**Instrucción A**.
Enumera todas las palabras sueltas que el hilo sobre cómo decir en español «algo que nadie mira» menciona como posibles equivalentes, tanto en la consulta como en la respuesta.

**Texto proporcionado**.
╭──
# inguardato



## giorovv

Hola! 
He buscado en internet pero no encontré una expresión en español que, sin ser una perífrasis, se pudiese utilizar para describir la propriedad de algo que no está mirado por nadie (porque no se quiere o no se puede hacerlo). 
Por ejemplo: _ese billete se quedó "no mirado por nadie" a pesar de encontrarse en medio de la calle. _
Las más cercanas son: escondido, oculto, invisible. Si hubiese un ángel en la población de hablantes que me sugiriese una palabra más estrechamente equiparable al sentido de "algo que nadie mira" (o que me diciese que no la hay) le estaría muy agradecido! Gracias!


----------



## Servando

Hola @giorovv
Creo que puedes usar "*inadvertido*" o "*desapercibido*".
- Juan pasó *inadvertido* para Laura, a pesar de que hacía circo maroma y teatro para que se fijara en él.
- Pedro quería pasar *inadvertido*, pero no lo logró.
╰──
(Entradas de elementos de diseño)
╭──
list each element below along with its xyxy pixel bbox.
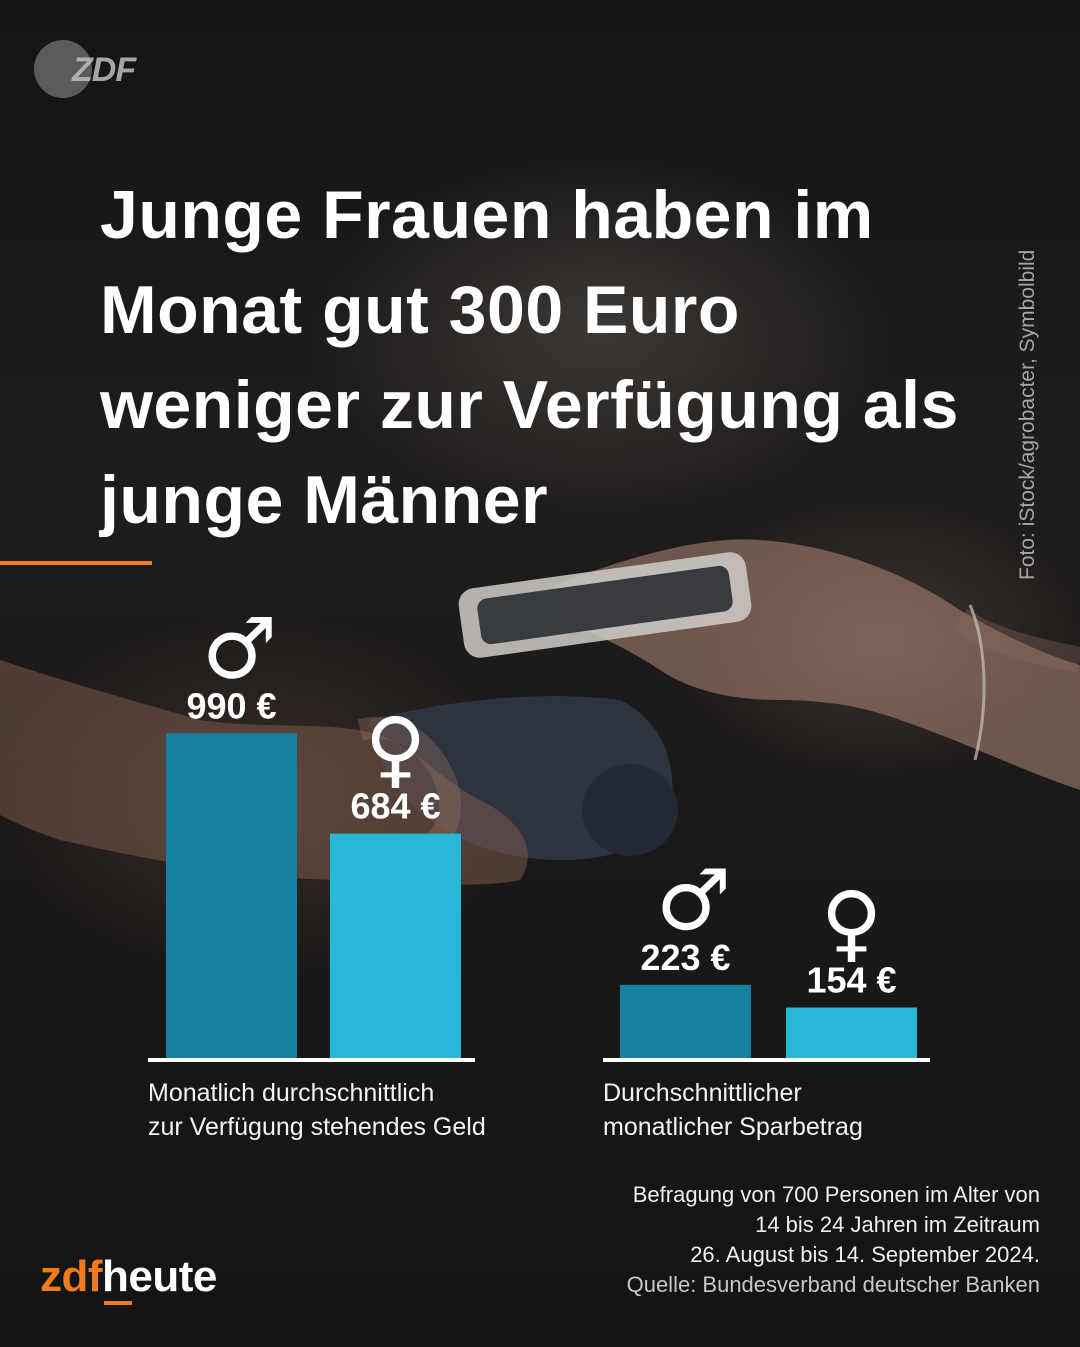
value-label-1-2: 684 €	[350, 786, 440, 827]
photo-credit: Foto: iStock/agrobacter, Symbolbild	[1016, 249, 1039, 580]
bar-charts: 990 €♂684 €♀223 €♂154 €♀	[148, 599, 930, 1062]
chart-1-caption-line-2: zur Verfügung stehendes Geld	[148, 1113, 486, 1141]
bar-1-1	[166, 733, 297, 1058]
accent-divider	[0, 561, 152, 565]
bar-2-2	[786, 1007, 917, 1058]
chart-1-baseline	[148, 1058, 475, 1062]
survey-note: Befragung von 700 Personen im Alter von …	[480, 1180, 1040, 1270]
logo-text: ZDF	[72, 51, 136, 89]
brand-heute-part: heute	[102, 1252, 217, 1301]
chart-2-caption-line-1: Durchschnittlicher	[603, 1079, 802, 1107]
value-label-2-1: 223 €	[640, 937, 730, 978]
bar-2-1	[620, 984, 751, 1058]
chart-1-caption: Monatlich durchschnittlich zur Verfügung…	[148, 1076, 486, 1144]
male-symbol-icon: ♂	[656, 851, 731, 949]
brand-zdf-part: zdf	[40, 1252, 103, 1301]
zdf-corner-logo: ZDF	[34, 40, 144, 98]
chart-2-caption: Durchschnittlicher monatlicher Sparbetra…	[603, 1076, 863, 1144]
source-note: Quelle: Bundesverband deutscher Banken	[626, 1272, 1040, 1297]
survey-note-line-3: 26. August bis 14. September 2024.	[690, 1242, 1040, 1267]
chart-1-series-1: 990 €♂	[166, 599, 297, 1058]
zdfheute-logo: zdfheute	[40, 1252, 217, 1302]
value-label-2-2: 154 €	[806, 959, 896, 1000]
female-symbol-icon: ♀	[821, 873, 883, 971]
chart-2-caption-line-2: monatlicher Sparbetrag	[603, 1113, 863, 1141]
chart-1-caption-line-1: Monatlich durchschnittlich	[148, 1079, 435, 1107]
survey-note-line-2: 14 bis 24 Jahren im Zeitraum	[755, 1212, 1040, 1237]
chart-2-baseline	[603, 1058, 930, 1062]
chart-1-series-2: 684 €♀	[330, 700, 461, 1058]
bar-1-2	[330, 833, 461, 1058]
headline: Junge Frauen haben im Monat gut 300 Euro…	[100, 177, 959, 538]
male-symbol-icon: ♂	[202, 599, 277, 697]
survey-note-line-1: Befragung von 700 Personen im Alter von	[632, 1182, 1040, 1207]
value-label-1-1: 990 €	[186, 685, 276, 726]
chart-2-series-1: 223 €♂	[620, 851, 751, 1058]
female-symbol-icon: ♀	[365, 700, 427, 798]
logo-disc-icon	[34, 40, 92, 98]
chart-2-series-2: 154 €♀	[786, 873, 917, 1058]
╰──
**Instrucción B**.
Devuelve sin cambios las líneas del listado, desde la que contiene "786, 440, 827]" hasta la que contiene "chart-2-caption: Durchschnittlicher monatlicher", ambas incluidas.

**Resultado A**.
- escondido
- oculto
- invisible
- inadvertido
- desapercibido

**Resultado B**.
value-label-1-2: 684 €	[350, 786, 440, 827]
photo-credit: Foto: iStock/agrobacter, Symbolbild	[1016, 249, 1039, 580]
bar-charts: 990 €♂684 €♀223 €♂154 €♀	[148, 599, 930, 1062]
chart-1-caption-line-2: zur Verfügung stehendes Geld	[148, 1113, 486, 1141]
bar-1-1	[166, 733, 297, 1058]
accent-divider	[0, 561, 152, 565]
bar-2-2	[786, 1007, 917, 1058]
chart-1-baseline	[148, 1058, 475, 1062]
survey-note: Befragung von 700 Personen im Alter von …	[480, 1180, 1040, 1270]
logo-text: ZDF	[72, 51, 136, 89]
brand-heute-part: heute	[102, 1252, 217, 1301]
chart-2-caption-line-1: Durchschnittlicher	[603, 1079, 802, 1107]
value-label-2-1: 223 €	[640, 937, 730, 978]
bar-2-1	[620, 984, 751, 1058]
chart-1-caption: Monatlich durchschnittlich zur Verfügung…	[148, 1076, 486, 1144]
male-symbol-icon: ♂	[656, 851, 731, 949]
brand-zdf-part: zdf	[40, 1252, 103, 1301]
zdf-corner-logo: ZDF	[34, 40, 144, 98]
chart-2-caption: Durchschnittlicher monatlicher Sparbetra…	[603, 1076, 863, 1144]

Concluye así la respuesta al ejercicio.